• _Goal_
Copy each line that contains the string "Liberation".

---------- Entries

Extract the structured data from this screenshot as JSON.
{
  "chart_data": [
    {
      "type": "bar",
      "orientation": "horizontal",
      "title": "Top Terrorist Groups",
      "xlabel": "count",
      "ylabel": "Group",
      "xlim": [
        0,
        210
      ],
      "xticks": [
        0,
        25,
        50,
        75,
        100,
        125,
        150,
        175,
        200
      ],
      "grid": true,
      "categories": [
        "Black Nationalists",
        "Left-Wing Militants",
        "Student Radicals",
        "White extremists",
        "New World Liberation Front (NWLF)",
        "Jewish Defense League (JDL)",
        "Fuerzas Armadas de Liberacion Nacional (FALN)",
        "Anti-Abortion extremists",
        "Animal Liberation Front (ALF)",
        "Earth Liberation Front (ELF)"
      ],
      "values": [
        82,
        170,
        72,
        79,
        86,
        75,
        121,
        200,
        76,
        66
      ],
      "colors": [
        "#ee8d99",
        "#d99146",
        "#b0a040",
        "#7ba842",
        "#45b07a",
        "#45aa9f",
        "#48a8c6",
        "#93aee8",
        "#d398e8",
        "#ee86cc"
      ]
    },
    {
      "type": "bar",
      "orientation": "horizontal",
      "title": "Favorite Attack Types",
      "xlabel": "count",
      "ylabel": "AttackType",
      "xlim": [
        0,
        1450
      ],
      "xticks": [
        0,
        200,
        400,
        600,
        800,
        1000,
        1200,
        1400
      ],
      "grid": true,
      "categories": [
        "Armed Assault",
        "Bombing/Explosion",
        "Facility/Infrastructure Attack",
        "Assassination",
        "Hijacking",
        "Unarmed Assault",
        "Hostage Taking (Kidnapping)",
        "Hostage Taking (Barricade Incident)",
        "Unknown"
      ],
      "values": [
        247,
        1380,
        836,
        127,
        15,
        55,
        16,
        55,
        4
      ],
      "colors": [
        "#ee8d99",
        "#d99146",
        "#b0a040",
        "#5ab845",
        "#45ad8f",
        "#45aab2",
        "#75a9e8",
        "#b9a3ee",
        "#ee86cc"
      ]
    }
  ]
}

--------------------

• _The answer_
        "New World Liberation Front (NWLF)",
        "Animal Liberation Front (ALF)",
        "Earth Liberation Front (ELF)"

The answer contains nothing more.